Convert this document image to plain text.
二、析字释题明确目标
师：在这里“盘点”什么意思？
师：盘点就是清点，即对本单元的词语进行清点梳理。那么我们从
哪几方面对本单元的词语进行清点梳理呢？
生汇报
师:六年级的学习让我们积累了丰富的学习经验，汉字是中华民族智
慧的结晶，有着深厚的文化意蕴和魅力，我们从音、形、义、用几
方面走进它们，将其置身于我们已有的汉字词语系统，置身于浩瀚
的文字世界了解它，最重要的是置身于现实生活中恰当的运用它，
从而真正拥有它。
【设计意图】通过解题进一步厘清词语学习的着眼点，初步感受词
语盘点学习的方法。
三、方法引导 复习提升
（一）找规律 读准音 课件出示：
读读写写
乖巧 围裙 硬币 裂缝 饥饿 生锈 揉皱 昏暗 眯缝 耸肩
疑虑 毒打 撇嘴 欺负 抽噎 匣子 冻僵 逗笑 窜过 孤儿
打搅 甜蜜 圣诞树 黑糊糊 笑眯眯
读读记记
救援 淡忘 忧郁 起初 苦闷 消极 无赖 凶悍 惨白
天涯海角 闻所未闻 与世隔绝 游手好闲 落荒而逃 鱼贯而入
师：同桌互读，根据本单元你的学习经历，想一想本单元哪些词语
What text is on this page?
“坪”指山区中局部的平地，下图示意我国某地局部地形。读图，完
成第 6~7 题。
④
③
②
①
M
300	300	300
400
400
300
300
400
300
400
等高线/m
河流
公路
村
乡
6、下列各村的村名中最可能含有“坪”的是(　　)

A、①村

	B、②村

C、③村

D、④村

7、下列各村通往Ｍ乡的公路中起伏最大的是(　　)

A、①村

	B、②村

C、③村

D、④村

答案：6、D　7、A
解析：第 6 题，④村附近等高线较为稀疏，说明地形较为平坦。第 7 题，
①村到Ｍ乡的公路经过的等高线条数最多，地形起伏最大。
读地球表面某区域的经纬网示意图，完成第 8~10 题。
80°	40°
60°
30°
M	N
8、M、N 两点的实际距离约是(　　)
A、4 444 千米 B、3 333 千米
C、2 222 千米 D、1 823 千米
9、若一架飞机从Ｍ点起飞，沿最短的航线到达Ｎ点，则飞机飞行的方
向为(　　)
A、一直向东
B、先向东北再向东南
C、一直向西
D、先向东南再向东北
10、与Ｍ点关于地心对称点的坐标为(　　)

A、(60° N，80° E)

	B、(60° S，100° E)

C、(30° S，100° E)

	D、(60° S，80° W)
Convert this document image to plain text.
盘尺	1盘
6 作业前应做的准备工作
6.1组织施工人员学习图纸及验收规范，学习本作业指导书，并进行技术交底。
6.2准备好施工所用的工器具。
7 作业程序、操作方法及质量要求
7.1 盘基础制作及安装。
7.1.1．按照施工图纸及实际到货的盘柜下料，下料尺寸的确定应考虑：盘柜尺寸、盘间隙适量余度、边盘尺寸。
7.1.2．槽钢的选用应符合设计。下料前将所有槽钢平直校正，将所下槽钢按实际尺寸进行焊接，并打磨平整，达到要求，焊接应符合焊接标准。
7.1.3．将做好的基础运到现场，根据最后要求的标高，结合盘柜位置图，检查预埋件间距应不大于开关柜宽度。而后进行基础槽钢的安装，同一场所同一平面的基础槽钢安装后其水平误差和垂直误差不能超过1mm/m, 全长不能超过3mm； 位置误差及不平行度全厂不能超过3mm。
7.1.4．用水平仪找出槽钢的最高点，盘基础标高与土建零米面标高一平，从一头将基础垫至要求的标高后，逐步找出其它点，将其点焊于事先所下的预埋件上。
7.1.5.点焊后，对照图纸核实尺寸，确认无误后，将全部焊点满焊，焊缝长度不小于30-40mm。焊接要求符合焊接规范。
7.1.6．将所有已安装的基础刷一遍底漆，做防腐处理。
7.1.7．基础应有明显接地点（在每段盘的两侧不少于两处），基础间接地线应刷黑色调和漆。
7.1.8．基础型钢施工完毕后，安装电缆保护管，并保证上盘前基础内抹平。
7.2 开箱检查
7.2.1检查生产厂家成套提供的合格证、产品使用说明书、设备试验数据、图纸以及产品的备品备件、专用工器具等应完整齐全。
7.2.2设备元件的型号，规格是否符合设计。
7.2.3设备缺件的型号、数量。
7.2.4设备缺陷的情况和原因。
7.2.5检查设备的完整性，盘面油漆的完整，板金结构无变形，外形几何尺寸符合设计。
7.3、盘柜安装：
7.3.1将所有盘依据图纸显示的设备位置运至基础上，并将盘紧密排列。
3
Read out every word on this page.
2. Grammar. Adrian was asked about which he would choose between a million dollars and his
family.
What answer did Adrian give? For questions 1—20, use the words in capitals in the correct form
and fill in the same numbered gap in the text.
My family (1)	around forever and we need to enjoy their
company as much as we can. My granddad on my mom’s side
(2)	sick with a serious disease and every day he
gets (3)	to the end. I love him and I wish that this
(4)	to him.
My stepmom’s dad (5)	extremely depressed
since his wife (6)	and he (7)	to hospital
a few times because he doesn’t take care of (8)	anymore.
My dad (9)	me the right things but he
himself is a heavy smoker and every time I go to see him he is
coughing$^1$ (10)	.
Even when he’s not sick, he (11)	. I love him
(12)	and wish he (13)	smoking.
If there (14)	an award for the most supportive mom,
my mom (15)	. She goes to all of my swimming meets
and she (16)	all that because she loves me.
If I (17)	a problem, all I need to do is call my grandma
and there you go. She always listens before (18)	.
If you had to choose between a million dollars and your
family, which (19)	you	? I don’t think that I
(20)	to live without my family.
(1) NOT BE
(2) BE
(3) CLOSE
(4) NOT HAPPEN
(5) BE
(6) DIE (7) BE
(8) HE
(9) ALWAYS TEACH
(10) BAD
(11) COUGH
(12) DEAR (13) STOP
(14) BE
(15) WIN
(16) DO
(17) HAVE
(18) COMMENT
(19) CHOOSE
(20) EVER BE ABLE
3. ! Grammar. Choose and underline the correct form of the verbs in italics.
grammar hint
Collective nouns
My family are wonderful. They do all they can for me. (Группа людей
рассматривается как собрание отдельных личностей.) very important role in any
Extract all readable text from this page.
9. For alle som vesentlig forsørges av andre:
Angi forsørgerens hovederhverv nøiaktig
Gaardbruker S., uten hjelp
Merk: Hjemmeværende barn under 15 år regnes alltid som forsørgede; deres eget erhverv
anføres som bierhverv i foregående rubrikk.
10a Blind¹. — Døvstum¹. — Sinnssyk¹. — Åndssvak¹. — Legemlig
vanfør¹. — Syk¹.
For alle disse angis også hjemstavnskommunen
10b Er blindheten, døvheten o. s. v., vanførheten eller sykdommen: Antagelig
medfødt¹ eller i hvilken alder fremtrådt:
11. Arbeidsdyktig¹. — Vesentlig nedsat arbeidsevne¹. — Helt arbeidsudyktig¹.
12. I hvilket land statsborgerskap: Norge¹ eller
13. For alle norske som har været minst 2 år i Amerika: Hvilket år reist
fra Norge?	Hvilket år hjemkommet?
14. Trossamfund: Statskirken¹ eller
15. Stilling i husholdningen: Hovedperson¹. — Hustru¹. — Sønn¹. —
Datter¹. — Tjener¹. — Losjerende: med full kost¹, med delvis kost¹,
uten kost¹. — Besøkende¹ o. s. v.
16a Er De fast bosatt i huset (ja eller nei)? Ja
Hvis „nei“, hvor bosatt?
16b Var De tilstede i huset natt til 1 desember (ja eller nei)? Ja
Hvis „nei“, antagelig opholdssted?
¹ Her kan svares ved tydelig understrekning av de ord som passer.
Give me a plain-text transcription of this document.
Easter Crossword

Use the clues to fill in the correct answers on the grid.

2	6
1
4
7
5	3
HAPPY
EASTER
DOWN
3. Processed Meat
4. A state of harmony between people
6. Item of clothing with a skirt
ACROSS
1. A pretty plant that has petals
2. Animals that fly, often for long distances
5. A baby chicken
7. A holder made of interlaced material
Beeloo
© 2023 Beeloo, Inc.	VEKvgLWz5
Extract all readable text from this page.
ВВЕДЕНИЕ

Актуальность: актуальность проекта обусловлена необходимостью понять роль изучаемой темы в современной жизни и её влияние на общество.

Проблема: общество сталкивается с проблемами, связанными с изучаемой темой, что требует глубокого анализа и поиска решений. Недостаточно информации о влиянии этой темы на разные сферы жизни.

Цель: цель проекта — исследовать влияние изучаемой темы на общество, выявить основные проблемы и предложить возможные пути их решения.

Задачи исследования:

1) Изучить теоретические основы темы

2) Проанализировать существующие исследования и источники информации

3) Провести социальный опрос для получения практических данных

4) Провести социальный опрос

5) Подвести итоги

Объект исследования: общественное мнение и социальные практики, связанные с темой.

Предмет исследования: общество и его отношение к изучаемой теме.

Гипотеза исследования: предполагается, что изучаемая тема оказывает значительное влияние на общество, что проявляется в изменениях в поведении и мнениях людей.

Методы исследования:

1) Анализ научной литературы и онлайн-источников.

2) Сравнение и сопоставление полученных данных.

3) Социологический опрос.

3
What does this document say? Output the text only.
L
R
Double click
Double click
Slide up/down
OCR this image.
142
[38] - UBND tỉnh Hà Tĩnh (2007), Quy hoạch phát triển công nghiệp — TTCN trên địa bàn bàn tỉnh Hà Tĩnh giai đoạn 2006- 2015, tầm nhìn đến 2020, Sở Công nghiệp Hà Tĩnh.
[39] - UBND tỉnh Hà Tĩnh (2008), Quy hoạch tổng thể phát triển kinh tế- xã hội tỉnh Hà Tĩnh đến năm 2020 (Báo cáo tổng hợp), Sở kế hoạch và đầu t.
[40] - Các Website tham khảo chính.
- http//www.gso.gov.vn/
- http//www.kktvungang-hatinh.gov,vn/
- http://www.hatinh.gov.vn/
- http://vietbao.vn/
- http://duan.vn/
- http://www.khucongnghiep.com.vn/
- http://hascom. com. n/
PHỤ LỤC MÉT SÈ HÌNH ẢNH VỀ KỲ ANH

*Your objective:*
From the listing above, pick out each line where the word "Провести" appears.

*Response to the exercise:*
3) Провести социальный опрос для получения практических данных
4) Провести социальный опрос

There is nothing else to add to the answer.